→ WHAT THE TASK REQUIRES:
Say how many lines hold the string "color"; please write nothing but the number.

→ MATERIAL SHOWN:

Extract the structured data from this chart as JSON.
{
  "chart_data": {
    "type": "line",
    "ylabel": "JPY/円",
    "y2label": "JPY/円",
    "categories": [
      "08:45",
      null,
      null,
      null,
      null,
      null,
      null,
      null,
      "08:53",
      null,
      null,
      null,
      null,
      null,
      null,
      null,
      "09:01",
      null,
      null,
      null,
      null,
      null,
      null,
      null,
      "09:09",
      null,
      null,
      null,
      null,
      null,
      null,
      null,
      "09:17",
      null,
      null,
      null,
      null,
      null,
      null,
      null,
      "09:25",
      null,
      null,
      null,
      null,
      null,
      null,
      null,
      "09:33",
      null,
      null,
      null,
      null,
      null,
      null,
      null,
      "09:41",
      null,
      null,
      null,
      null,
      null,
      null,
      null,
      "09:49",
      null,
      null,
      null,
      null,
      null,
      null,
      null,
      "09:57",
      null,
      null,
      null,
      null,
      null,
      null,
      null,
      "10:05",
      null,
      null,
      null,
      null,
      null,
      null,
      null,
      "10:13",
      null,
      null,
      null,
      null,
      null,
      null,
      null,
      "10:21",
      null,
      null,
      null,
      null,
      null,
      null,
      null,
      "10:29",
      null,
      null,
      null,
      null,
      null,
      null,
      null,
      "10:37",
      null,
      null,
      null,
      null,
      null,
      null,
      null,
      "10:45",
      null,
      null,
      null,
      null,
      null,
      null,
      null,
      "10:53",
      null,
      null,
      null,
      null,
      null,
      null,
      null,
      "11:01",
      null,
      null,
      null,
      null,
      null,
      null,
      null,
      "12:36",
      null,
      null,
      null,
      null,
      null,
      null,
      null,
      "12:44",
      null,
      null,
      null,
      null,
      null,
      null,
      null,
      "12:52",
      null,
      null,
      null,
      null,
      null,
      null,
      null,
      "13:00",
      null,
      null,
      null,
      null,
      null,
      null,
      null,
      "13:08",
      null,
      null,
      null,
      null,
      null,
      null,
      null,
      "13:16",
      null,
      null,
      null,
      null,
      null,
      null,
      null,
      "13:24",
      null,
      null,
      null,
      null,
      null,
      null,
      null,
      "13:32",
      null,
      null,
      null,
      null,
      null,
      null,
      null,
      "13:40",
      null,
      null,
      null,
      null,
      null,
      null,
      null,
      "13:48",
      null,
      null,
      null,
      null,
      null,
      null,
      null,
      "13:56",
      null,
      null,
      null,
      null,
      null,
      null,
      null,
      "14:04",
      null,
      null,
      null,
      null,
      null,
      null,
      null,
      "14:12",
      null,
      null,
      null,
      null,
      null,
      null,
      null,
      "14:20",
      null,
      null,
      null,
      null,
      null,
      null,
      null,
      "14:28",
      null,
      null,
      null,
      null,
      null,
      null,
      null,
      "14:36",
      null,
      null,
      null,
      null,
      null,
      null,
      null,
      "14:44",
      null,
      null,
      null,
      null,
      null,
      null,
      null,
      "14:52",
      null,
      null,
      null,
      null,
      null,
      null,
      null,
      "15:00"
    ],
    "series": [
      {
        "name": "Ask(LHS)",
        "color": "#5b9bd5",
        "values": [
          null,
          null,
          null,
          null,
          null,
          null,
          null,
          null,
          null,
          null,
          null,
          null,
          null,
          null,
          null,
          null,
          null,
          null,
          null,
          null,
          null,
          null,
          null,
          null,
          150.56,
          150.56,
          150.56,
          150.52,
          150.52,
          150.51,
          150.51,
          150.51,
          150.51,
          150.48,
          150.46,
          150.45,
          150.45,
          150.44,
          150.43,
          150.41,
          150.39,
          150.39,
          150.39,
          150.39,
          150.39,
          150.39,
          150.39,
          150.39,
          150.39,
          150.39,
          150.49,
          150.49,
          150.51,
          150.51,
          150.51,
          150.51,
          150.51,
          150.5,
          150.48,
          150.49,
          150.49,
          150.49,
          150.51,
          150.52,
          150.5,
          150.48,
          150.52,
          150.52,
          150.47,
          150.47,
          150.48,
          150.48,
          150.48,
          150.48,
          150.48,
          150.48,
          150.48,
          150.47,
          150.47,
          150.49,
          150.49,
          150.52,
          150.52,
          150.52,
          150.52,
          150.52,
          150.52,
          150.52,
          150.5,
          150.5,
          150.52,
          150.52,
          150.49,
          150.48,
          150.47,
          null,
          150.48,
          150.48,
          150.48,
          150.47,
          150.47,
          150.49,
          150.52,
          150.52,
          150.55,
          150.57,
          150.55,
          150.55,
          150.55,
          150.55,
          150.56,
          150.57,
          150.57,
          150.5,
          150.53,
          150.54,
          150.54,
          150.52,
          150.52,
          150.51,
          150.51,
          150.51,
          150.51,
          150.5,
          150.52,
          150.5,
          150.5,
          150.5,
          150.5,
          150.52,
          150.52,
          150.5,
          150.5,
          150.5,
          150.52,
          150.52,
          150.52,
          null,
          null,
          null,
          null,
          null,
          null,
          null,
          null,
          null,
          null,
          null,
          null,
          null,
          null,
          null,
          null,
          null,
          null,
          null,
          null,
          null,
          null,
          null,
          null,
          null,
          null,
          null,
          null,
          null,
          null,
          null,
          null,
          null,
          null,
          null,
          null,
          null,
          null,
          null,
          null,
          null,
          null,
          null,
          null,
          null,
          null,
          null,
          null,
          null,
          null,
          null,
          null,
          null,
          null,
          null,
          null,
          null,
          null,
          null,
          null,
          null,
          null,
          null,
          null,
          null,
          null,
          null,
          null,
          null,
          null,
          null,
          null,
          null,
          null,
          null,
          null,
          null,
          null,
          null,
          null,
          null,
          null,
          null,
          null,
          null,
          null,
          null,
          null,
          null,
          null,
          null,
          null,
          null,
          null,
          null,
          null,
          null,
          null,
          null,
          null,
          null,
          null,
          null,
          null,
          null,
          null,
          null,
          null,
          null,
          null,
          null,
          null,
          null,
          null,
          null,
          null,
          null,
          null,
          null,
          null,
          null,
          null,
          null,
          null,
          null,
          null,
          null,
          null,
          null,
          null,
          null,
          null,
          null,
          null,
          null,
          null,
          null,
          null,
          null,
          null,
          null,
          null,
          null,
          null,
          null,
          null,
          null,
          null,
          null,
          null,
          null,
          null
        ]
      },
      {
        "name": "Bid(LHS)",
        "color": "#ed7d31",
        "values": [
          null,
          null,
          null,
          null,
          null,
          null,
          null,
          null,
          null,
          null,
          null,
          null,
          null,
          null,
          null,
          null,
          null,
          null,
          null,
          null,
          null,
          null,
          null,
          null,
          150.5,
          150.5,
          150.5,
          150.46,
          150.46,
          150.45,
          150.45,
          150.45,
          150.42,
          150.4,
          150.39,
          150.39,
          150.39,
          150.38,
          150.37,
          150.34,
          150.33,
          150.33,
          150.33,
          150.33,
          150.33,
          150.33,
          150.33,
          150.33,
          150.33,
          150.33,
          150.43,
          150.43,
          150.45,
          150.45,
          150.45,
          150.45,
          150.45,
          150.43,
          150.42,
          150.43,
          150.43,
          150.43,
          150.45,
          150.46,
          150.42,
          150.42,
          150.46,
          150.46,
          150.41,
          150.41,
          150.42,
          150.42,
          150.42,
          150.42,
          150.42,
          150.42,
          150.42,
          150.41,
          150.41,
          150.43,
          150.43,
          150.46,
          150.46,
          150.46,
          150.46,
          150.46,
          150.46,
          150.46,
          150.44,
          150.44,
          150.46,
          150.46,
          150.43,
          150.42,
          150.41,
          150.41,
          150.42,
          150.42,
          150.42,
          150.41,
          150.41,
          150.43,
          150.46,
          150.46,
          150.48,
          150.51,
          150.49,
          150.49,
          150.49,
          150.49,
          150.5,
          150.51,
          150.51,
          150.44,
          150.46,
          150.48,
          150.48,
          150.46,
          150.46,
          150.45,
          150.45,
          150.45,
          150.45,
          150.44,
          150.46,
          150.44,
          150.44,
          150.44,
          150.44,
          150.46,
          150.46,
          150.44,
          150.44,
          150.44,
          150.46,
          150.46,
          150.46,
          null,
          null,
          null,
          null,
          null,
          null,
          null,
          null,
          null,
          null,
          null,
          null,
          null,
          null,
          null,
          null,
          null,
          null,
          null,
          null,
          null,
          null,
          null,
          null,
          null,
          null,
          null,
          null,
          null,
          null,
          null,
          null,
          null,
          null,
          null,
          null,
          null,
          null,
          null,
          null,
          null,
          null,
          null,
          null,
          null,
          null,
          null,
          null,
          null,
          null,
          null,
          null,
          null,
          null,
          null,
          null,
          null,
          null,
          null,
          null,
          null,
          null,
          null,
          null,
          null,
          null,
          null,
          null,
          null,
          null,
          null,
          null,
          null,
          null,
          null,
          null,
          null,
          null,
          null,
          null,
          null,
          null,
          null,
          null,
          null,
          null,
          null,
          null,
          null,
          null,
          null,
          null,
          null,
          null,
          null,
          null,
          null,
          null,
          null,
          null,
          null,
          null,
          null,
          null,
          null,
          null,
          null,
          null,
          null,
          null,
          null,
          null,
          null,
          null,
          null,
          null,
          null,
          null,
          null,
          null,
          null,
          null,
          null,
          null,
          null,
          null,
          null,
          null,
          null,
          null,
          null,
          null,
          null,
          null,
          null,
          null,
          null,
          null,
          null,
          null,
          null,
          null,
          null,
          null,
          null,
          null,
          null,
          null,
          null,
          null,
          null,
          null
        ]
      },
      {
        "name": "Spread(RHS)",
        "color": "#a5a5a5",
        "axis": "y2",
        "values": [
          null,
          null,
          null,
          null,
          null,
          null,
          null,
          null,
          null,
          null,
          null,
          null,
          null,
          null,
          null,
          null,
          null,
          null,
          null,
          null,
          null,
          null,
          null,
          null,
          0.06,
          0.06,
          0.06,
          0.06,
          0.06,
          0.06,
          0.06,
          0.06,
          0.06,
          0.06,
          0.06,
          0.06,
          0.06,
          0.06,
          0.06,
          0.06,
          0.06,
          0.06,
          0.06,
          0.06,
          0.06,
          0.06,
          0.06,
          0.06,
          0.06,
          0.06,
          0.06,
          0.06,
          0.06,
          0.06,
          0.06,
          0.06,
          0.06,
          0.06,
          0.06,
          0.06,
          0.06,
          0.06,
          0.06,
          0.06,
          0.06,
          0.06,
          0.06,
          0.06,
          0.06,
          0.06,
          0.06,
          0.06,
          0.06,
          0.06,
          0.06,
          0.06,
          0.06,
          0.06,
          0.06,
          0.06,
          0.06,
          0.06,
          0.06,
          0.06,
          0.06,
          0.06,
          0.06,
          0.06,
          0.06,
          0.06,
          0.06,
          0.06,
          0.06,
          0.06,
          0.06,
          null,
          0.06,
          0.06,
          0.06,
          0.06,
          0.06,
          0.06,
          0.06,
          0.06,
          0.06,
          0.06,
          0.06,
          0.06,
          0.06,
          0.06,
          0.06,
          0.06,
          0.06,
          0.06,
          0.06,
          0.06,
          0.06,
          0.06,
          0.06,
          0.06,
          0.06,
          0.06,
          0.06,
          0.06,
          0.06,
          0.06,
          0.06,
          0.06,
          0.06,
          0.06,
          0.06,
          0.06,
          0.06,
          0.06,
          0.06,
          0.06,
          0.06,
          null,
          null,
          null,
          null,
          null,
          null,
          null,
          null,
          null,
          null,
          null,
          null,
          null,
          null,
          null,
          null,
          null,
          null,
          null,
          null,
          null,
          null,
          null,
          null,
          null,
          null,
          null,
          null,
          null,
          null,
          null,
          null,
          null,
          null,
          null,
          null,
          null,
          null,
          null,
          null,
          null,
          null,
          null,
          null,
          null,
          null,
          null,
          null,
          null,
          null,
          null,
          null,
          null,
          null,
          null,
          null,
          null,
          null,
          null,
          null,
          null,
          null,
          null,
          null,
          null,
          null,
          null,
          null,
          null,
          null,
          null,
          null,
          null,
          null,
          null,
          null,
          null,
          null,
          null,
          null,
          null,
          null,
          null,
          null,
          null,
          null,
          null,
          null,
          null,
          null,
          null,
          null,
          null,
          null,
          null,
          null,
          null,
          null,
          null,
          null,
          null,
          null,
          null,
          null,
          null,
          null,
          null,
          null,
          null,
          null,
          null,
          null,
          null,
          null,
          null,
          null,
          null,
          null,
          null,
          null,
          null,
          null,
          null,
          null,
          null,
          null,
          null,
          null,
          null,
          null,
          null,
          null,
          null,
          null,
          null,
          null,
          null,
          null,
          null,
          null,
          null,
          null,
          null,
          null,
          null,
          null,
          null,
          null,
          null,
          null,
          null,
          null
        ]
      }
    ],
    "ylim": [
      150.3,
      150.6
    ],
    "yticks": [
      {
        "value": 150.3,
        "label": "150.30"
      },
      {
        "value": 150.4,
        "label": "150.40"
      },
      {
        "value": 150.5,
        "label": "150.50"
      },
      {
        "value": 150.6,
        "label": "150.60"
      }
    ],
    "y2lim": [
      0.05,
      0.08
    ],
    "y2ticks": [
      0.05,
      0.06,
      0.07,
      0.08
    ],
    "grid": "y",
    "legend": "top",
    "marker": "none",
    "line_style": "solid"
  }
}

→ REPLY TO THE TASK:
3